WHAT NEEDS TO BE DONE:
Your task is to extract every entry that follows word for word while excluding the pictures.

INPUT FOR THIS TASK:
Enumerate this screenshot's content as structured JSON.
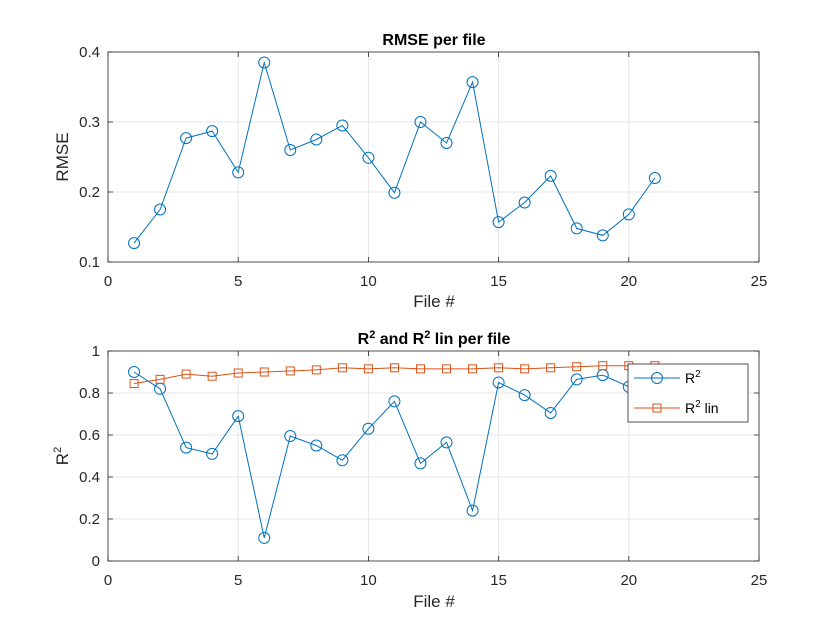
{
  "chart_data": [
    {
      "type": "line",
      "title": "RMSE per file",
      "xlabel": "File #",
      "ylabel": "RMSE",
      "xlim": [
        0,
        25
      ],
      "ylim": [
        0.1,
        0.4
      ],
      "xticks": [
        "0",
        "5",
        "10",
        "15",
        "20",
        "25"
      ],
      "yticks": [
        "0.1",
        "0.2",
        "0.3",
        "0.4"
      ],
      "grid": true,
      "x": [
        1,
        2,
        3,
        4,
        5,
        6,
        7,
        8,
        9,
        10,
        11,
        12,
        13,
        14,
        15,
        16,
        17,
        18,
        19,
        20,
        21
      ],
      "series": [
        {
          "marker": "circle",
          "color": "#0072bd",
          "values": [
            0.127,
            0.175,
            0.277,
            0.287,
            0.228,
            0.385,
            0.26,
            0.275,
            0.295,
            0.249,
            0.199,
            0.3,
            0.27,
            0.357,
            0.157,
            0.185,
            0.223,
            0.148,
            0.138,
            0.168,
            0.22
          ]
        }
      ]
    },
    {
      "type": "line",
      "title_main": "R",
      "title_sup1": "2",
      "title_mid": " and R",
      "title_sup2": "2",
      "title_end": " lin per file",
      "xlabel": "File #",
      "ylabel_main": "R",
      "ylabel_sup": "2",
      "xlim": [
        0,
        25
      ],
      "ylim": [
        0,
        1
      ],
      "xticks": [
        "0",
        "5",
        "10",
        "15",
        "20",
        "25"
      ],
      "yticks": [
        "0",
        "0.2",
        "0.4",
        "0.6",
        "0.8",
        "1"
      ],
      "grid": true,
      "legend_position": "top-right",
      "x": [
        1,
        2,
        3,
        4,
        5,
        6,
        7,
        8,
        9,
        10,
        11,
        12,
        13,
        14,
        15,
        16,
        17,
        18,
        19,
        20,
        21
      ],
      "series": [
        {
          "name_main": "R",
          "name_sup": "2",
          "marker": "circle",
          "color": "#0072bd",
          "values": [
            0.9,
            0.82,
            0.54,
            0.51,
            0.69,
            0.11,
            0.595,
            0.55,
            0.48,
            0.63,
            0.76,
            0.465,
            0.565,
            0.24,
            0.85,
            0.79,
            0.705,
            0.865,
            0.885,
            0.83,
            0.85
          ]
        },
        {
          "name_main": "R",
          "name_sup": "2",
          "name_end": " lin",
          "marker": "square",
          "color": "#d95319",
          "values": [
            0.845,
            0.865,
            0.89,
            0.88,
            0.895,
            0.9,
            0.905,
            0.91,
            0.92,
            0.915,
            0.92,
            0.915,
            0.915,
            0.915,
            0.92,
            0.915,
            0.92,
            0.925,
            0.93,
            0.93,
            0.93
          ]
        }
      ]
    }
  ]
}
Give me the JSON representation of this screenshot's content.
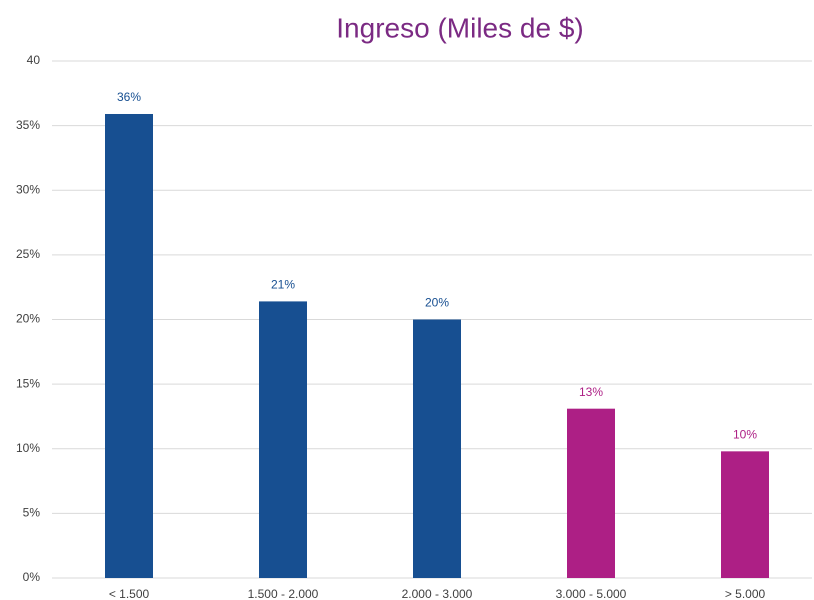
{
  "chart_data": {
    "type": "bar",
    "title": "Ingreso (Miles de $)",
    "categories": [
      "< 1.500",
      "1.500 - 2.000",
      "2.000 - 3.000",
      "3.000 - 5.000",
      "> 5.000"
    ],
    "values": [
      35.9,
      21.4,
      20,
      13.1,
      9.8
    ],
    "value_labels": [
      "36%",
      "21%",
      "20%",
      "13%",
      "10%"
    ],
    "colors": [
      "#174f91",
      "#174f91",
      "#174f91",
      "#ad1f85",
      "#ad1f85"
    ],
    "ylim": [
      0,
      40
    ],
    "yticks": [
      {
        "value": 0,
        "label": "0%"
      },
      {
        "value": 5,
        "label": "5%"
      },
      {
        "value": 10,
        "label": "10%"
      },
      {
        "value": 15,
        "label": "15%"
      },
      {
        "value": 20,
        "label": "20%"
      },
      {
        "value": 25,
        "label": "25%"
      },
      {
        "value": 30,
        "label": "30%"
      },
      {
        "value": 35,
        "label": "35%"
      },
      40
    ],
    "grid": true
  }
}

THE RESPONSE:
Enumerate this screenshot's content as structured JSON.
{
  "chart_data": [
    {
      "type": "line",
      "title": "RMSE per file",
      "xlabel": "File #",
      "ylabel": "RMSE",
      "xlim": [
        0,
        25
      ],
      "ylim": [
        0.1,
        0.4
      ],
      "xticks": [
        "0",
        "5",
        "10",
        "15",
        "20",
        "25"
      ],
      "yticks": [
        "0.1",
        "0.2",
        "0.3",
        "0.4"
      ],
      "grid": true,
      "x": [
        1,
        2,
        3,
        4,
        5,
        6,
        7,
        8,
        9,
        10,
        11,
        12,
        13,
        14,
        15,
        16,
        17,
        18,
        19,
        20,
        21
      ],
      "series": [
        {
          "marker": "circle",
          "color": "#0072bd",
          "values": [
            0.127,
            0.175,
            0.277,
            0.287,
            0.228,
            0.385,
            0.26,
            0.275,
            0.295,
            0.249,
            0.199,
            0.3,
            0.27,
            0.357,
            0.157,
            0.185,
            0.223,
            0.148,
            0.138,
            0.168,
            0.22
          ]
        }
      ]
    },
    {
      "type": "line",
      "title_main": "R",
      "title_sup1": "2",
      "title_mid": " and R",
      "title_sup2": "2",
      "title_end": " lin per file",
      "xlabel": "File #",
      "ylabel_main": "R",
      "ylabel_sup": "2",
      "xlim": [
        0,
        25
      ],
      "ylim": [
        0,
        1
      ],
      "xticks": [
        "0",
        "5",
        "10",
        "15",
        "20",
        "25"
      ],
      "yticks": [
        "0",
        "0.2",
        "0.4",
        "0.6",
        "0.8",
        "1"
      ],
      "grid": true,
      "legend_position": "top-right",
      "x": [
        1,
        2,
        3,
        4,
        5,
        6,
        7,
        8,
        9,
        10,
        11,
        12,
        13,
        14,
        15,
        16,
        17,
        18,
        19,
        20,
        21
      ],
      "series": [
        {
          "name_main": "R",
          "name_sup": "2",
          "marker": "circle",
          "color": "#0072bd",
          "values": [
            0.9,
            0.82,
            0.54,
            0.51,
            0.69,
            0.11,
            0.595,
            0.55,
            0.48,
            0.63,
            0.76,
            0.465,
            0.565,
            0.24,
            0.85,
            0.79,
            0.705,
            0.865,
            0.885,
            0.83,
            0.85
          ]
        },
        {
          "name_main": "R",
          "name_sup": "2",
          "name_end": " lin",
          "marker": "square",
          "color": "#d95319",
          "values": [
            0.845,
            0.865,
            0.89,
            0.88,
            0.895,
            0.9,
            0.905,
            0.91,
            0.92,
            0.915,
            0.92,
            0.915,
            0.915,
            0.915,
            0.92,
            0.915,
            0.92,
            0.925,
            0.93,
            0.93,
            0.93
          ]
        }
      ]
    }
  ]
}
Give me the JSON representation of this screenshot's content.
{
  "chart_data": {
    "type": "bar",
    "title": "Ingreso (Miles de $)",
    "categories": [
      "< 1.500",
      "1.500 - 2.000",
      "2.000 - 3.000",
      "3.000 - 5.000",
      "> 5.000"
    ],
    "values": [
      35.9,
      21.4,
      20,
      13.1,
      9.8
    ],
    "value_labels": [
      "36%",
      "21%",
      "20%",
      "13%",
      "10%"
    ],
    "colors": [
      "#174f91",
      "#174f91",
      "#174f91",
      "#ad1f85",
      "#ad1f85"
    ],
    "ylim": [
      0,
      40
    ],
    "yticks": [
      {
        "value": 0,
        "label": "0%"
      },
      {
        "value": 5,
        "label": "5%"
      },
      {
        "value": 10,
        "label": "10%"
      },
      {
        "value": 15,
        "label": "15%"
      },
      {
        "value": 20,
        "label": "20%"
      },
      {
        "value": 25,
        "label": "25%"
      },
      {
        "value": 30,
        "label": "30%"
      },
      {
        "value": 35,
        "label": "35%"
      },
      40
    ],
    "grid": true
  }
}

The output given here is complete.